# [WRITTEN REQUEST]
Examine the entries and show every line in which the word "tensión" is found.

Start DATA IN THIS EXERCISE

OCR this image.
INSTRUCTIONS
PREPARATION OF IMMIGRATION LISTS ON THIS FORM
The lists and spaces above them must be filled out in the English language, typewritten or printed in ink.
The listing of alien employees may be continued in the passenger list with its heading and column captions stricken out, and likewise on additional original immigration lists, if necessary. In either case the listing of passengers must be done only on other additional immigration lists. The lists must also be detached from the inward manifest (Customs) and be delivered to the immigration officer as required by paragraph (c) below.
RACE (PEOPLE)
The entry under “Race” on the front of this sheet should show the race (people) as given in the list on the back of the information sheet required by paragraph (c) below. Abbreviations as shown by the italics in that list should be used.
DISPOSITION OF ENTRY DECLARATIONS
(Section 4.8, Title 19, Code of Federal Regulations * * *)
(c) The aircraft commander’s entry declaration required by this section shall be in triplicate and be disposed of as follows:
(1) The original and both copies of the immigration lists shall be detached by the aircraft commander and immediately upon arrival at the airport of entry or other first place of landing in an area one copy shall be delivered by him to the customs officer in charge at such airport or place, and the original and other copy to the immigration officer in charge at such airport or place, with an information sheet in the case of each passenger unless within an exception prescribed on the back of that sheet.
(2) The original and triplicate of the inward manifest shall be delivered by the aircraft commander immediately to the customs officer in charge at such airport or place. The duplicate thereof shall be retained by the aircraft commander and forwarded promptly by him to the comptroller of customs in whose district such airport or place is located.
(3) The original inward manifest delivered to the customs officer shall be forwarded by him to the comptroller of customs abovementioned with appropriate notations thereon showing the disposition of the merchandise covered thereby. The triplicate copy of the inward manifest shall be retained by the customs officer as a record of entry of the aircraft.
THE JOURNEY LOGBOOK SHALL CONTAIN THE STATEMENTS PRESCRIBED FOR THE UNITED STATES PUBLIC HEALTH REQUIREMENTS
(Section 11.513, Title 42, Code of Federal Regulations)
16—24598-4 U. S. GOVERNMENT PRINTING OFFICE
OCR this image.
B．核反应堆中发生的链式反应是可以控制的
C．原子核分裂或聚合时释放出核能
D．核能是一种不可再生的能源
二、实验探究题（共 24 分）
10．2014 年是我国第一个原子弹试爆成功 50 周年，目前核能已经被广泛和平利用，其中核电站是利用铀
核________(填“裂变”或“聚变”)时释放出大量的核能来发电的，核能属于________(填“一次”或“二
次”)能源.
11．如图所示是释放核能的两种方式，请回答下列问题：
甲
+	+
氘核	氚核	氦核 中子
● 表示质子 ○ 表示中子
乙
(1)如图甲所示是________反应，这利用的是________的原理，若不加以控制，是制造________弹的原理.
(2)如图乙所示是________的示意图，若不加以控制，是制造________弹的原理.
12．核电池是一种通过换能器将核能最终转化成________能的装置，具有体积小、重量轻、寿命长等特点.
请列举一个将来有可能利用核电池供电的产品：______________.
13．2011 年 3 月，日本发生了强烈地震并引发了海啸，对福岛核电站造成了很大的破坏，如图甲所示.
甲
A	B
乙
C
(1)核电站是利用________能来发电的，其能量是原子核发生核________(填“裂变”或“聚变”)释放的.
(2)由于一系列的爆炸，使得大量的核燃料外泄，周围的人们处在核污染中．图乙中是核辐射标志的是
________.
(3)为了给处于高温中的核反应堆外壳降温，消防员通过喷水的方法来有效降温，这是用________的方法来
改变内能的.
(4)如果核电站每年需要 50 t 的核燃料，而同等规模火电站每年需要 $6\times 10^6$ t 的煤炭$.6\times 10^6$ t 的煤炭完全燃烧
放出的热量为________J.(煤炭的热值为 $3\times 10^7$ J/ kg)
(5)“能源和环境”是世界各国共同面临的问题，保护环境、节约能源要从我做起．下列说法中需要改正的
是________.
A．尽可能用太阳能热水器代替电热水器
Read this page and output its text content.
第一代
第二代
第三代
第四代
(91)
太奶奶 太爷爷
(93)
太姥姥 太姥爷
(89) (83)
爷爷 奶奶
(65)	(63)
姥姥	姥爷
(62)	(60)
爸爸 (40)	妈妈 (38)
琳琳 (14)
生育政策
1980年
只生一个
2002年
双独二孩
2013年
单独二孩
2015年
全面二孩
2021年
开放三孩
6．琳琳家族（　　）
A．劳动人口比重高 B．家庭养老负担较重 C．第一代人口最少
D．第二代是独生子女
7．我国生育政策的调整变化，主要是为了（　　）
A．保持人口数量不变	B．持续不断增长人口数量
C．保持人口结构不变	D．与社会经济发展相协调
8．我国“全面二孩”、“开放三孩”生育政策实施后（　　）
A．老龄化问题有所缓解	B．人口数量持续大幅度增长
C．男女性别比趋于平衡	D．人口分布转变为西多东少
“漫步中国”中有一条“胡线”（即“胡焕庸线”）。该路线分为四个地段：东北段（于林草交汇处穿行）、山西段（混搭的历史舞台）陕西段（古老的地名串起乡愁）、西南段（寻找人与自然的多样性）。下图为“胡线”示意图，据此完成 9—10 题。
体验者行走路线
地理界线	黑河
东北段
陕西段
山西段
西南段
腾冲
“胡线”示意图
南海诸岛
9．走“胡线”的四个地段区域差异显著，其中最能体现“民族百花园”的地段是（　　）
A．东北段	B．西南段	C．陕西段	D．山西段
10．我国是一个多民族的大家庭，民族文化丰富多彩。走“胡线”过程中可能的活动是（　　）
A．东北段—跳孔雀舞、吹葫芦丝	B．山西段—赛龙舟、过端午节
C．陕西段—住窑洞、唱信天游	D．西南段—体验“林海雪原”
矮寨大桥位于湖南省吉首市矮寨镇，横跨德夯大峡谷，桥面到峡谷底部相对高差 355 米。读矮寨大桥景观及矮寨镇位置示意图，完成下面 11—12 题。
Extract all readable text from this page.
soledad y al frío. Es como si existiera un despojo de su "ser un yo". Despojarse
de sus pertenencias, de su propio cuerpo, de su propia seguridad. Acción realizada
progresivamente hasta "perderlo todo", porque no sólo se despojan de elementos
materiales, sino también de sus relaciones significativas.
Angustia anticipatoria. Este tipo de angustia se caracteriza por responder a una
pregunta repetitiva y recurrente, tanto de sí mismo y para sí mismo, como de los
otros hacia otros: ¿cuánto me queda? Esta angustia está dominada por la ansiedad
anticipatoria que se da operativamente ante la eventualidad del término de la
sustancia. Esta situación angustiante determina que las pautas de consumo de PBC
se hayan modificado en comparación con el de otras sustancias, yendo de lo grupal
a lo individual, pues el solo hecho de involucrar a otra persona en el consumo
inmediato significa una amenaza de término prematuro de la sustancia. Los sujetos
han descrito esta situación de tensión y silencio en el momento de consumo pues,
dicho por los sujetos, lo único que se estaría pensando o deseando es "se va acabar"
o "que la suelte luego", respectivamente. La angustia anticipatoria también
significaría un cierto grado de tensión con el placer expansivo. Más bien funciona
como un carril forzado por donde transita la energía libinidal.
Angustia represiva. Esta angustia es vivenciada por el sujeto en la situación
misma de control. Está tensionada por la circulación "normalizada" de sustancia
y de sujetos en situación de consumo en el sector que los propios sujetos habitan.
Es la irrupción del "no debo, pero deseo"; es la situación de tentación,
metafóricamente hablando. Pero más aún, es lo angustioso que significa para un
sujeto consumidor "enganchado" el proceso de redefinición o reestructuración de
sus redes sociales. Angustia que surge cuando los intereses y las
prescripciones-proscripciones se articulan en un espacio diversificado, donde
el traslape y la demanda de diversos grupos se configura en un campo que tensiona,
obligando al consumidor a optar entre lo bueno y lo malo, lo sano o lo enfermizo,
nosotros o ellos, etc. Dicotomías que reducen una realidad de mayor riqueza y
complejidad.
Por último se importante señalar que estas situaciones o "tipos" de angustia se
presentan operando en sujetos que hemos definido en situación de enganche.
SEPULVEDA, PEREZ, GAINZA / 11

End DATA IN THIS EXERCISE

# [ANSWER IN FULL]
han descrito esta situación de tensión y silencio en el momento de consumo pues,
significaría un cierto grado de tensión con el placer expansivo. Más bien funciona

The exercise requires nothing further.